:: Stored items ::
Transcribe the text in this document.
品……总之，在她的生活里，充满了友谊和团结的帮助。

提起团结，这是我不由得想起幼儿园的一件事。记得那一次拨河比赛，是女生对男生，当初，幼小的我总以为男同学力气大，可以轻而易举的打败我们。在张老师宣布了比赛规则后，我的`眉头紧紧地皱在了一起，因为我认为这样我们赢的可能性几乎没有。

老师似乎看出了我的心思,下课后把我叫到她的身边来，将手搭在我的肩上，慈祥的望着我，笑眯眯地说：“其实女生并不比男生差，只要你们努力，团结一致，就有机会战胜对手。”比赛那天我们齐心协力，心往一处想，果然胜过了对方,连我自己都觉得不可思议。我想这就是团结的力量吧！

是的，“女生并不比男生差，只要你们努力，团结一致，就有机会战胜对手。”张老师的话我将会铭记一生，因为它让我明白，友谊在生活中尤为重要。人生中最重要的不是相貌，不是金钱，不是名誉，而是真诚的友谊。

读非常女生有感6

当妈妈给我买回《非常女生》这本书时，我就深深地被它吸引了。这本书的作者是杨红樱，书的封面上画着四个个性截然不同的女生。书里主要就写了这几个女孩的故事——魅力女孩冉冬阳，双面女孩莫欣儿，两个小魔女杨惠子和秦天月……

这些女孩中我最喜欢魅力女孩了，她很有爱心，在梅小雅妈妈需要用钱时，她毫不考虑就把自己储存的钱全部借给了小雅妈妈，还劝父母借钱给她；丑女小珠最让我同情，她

:: Prompt ::
Give back the whole listing, word for word.

:: The answer ::
Transcribe the text in this document.
品……总之，在她的生活里，充满了友谊和团结的帮助。

提起团结，这是我不由得想起幼儿园的一件事。记得那一次拨河比赛，是女生对男生，当初，幼小的我总以为男同学力气大，可以轻而易举的打败我们。在张老师宣布了比赛规则后，我的`眉头紧紧地皱在了一起，因为我认为这样我们赢的可能性几乎没有。

老师似乎看出了我的心思,下课后把我叫到她的身边来，将手搭在我的肩上，慈祥的望着我，笑眯眯地说：“其实女生并不比男生差，只要你们努力，团结一致，就有机会战胜对手。”比赛那天我们齐心协力，心往一处想，果然胜过了对方,连我自己都觉得不可思议。我想这就是团结的力量吧！

是的，“女生并不比男生差，只要你们努力，团结一致，就有机会战胜对手。”张老师的话我将会铭记一生，因为它让我明白，友谊在生活中尤为重要。人生中最重要的不是相貌，不是金钱，不是名誉，而是真诚的友谊。

读非常女生有感6

当妈妈给我买回《非常女生》这本书时，我就深深地被它吸引了。这本书的作者是杨红樱，书的封面上画着四个个性截然不同的女生。书里主要就写了这几个女孩的故事——魅力女孩冉冬阳，双面女孩莫欣儿，两个小魔女杨惠子和秦天月……

这些女孩中我最喜欢魅力女孩了，她很有爱心，在梅小雅妈妈需要用钱时，她毫不考虑就把自己储存的钱全部借给了小雅妈妈，还劝父母借钱给她；丑女小珠最让我同情，她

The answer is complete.